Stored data
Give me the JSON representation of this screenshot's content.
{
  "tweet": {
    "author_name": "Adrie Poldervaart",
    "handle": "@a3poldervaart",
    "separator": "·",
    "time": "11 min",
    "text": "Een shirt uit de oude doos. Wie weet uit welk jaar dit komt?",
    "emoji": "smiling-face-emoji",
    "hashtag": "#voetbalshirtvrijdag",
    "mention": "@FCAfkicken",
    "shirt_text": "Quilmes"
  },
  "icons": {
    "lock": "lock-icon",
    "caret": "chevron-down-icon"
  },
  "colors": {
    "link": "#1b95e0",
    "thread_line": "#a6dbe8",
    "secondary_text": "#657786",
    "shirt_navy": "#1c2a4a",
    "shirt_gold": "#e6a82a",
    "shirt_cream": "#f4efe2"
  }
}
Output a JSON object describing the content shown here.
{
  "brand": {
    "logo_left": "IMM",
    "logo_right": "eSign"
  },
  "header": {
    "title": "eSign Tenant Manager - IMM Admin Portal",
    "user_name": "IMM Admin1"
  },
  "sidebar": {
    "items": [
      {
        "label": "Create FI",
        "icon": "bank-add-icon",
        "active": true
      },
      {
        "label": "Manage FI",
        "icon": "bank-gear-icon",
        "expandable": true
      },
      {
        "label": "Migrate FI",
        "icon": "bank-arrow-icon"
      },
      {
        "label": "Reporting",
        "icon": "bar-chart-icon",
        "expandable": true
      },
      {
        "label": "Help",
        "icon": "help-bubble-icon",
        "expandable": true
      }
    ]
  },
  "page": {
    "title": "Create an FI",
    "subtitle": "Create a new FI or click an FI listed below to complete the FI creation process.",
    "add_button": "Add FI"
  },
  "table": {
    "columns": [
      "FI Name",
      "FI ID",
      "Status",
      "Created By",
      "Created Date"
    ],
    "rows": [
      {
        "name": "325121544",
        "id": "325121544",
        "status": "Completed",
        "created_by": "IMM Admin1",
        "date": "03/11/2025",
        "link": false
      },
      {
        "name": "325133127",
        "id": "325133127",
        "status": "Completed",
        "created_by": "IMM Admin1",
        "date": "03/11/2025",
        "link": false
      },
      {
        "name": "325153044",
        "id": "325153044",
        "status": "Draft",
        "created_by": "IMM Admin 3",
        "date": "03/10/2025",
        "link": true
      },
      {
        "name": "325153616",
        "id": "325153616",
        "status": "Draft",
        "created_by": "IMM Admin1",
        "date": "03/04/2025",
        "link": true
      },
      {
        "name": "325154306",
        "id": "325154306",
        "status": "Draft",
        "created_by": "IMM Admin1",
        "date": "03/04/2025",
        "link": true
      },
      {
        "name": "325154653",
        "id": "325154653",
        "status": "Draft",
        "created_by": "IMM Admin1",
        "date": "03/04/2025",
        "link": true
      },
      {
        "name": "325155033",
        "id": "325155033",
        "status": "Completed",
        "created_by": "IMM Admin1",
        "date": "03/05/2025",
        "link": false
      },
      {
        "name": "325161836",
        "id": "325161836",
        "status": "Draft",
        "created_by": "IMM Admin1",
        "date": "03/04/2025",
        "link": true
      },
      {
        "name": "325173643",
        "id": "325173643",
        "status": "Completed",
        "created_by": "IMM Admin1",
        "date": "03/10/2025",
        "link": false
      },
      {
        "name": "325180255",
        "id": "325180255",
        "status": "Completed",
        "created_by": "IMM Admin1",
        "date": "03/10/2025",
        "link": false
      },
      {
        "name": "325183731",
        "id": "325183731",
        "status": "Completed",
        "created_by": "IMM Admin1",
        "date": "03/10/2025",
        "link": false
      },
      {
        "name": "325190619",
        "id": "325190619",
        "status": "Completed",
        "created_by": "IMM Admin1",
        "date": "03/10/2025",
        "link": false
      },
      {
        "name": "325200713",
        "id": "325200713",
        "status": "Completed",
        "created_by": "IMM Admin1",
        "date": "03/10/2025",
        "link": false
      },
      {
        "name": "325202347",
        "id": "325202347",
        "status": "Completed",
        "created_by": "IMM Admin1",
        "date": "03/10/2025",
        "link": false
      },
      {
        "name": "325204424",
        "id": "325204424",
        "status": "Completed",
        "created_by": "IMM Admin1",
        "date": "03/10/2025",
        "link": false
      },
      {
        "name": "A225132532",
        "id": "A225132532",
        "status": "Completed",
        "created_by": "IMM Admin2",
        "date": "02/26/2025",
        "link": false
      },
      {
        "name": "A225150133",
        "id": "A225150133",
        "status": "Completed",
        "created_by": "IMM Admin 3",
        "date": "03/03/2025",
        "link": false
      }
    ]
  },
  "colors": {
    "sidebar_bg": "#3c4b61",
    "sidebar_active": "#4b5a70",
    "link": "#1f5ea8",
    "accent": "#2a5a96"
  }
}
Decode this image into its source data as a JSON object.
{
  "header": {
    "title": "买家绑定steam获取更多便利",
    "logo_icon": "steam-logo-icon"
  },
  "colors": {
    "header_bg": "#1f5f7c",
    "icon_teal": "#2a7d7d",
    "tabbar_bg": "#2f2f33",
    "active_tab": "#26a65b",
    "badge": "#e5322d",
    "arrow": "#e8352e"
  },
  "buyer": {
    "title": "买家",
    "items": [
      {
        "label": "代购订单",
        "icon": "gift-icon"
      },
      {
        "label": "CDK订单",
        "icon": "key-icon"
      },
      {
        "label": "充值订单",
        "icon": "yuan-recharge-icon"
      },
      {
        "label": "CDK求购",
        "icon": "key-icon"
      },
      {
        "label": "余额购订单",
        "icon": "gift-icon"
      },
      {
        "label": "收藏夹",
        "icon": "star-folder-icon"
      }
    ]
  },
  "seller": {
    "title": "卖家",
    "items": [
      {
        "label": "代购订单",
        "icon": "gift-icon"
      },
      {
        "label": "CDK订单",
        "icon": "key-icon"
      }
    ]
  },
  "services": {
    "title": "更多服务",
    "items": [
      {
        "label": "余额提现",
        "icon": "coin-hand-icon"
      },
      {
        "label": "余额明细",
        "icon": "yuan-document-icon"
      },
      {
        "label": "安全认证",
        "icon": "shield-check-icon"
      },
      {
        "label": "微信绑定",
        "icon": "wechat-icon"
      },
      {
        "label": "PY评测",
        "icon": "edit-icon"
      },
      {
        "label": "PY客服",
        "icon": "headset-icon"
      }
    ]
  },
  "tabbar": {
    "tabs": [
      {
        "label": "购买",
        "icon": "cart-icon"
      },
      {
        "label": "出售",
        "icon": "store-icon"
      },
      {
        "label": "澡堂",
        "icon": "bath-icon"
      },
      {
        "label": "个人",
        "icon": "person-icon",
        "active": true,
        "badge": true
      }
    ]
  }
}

What to work on: Faithfully transcribe the whole of the data.

Answer to this task:
Give me the JSON representation of this screenshot's content.
{
  "tweet": {
    "author_name": "Adrie Poldervaart",
    "handle": "@a3poldervaart",
    "separator": "·",
    "time": "11 min",
    "text": "Een shirt uit de oude doos. Wie weet uit welk jaar dit komt?",
    "emoji": "smiling-face-emoji",
    "hashtag": "#voetbalshirtvrijdag",
    "mention": "@FCAfkicken",
    "shirt_text": "Quilmes"
  },
  "icons": {
    "lock": "lock-icon",
    "caret": "chevron-down-icon"
  },
  "colors": {
    "link": "#1b95e0",
    "thread_line": "#a6dbe8",
    "secondary_text": "#657786",
    "shirt_navy": "#1c2a4a",
    "shirt_gold": "#e6a82a",
    "shirt_cream": "#f4efe2"
  }
}
Output a JSON object describing the content shown here.
{
  "brand": {
    "logo_left": "IMM",
    "logo_right": "eSign"
  },
  "header": {
    "title": "eSign Tenant Manager - IMM Admin Portal",
    "user_name": "IMM Admin1"
  },
  "sidebar": {
    "items": [
      {
        "label": "Create FI",
        "icon": "bank-add-icon",
        "active": true
      },
      {
        "label": "Manage FI",
        "icon": "bank-gear-icon",
        "expandable": true
      },
      {
        "label": "Migrate FI",
        "icon": "bank-arrow-icon"
      },
      {
        "label": "Reporting",
        "icon": "bar-chart-icon",
        "expandable": true
      },
      {
        "label": "Help",
        "icon": "help-bubble-icon",
        "expandable": true
      }
    ]
  },
  "page": {
    "title": "Create an FI",
    "subtitle": "Create a new FI or click an FI listed below to complete the FI creation process.",
    "add_button": "Add FI"
  },
  "table": {
    "columns": [
      "FI Name",
      "FI ID",
      "Status",
      "Created By",
      "Created Date"
    ],
    "rows": [
      {
        "name": "325121544",
        "id": "325121544",
        "status": "Completed",
        "created_by": "IMM Admin1",
        "date": "03/11/2025",
        "link": false
      },
      {
        "name": "325133127",
        "id": "325133127",
        "status": "Completed",
        "created_by": "IMM Admin1",
        "date": "03/11/2025",
        "link": false
      },
      {
        "name": "325153044",
        "id": "325153044",
        "status": "Draft",
        "created_by": "IMM Admin 3",
        "date": "03/10/2025",
        "link": true
      },
      {
        "name": "325153616",
        "id": "325153616",
        "status": "Draft",
        "created_by": "IMM Admin1",
        "date": "03/04/2025",
        "link": true
      },
      {
        "name": "325154306",
        "id": "325154306",
        "status": "Draft",
        "created_by": "IMM Admin1",
        "date": "03/04/2025",
        "link": true
      },
      {
        "name": "325154653",
        "id": "325154653",
        "status": "Draft",
        "created_by": "IMM Admin1",
        "date": "03/04/2025",
        "link": true
      },
      {
        "name": "325155033",
        "id": "325155033",
        "status": "Completed",
        "created_by": "IMM Admin1",
        "date": "03/05/2025",
        "link": false
      },
      {
        "name": "325161836",
        "id": "325161836",
        "status": "Draft",
        "created_by": "IMM Admin1",
        "date": "03/04/2025",
        "link": true
      },
      {
        "name": "325173643",
        "id": "325173643",
        "status": "Completed",
        "created_by": "IMM Admin1",
        "date": "03/10/2025",
        "link": false
      },
      {
        "name": "325180255",
        "id": "325180255",
        "status": "Completed",
        "created_by": "IMM Admin1",
        "date": "03/10/2025",
        "link": false
      },
      {
        "name": "325183731",
        "id": "325183731",
        "status": "Completed",
        "created_by": "IMM Admin1",
        "date": "03/10/2025",
        "link": false
      },
      {
        "name": "325190619",
        "id": "325190619",
        "status": "Completed",
        "created_by": "IMM Admin1",
        "date": "03/10/2025",
        "link": false
      },
      {
        "name": "325200713",
        "id": "325200713",
        "status": "Completed",
        "created_by": "IMM Admin1",
        "date": "03/10/2025",
        "link": false
      },
      {
        "name": "325202347",
        "id": "325202347",
        "status": "Completed",
        "created_by": "IMM Admin1",
        "date": "03/10/2025",
        "link": false
      },
      {
        "name": "325204424",
        "id": "325204424",
        "status": "Completed",
        "created_by": "IMM Admin1",
        "date": "03/10/2025",
        "link": false
      },
      {
        "name": "A225132532",
        "id": "A225132532",
        "status": "Completed",
        "created_by": "IMM Admin2",
        "date": "02/26/2025",
        "link": false
      },
      {
        "name": "A225150133",
        "id": "A225150133",
        "status": "Completed",
        "created_by": "IMM Admin 3",
        "date": "03/03/2025",
        "link": false
      }
    ]
  },
  "colors": {
    "sidebar_bg": "#3c4b61",
    "sidebar_active": "#4b5a70",
    "link": "#1f5ea8",
    "accent": "#2a5a96"
  }
}
Decode this image into its source data as a JSON object.
{
  "header": {
    "title": "买家绑定steam获取更多便利",
    "logo_icon": "steam-logo-icon"
  },
  "colors": {
    "header_bg": "#1f5f7c",
    "icon_teal": "#2a7d7d",
    "tabbar_bg": "#2f2f33",
    "active_tab": "#26a65b",
    "badge": "#e5322d",
    "arrow": "#e8352e"
  },
  "buyer": {
    "title": "买家",
    "items": [
      {
        "label": "代购订单",
        "icon": "gift-icon"
      },
      {
        "label": "CDK订单",
        "icon": "key-icon"
      },
      {
        "label": "充值订单",
        "icon": "yuan-recharge-icon"
      },
      {
        "label": "CDK求购",
        "icon": "key-icon"
      },
      {
        "label": "余额购订单",
        "icon": "gift-icon"
      },
      {
        "label": "收藏夹",
        "icon": "star-folder-icon"
      }
    ]
  },
  "seller": {
    "title": "卖家",
    "items": [
      {
        "label": "代购订单",
        "icon": "gift-icon"
      },
      {
        "label": "CDK订单",
        "icon": "key-icon"
      }
    ]
  },
  "services": {
    "title": "更多服务",
    "items": [
      {
        "label": "余额提现",
        "icon": "coin-hand-icon"
      },
      {
        "label": "余额明细",
        "icon": "yuan-document-icon"
      },
      {
        "label": "安全认证",
        "icon": "shield-check-icon"
      },
      {
        "label": "微信绑定",
        "icon": "wechat-icon"
      },
      {
        "label": "PY评测",
        "icon": "edit-icon"
      },
      {
        "label": "PY客服",
        "icon": "headset-icon"
      }
    ]
  },
  "tabbar": {
    "tabs": [
      {
        "label": "购买",
        "icon": "cart-icon"
      },
      {
        "label": "出售",
        "icon": "store-icon"
      },
      {
        "label": "澡堂",
        "icon": "bath-icon"
      },
      {
        "label": "个人",
        "icon": "person-icon",
        "active": true,
        "badge": true
      }
    ]
  }
}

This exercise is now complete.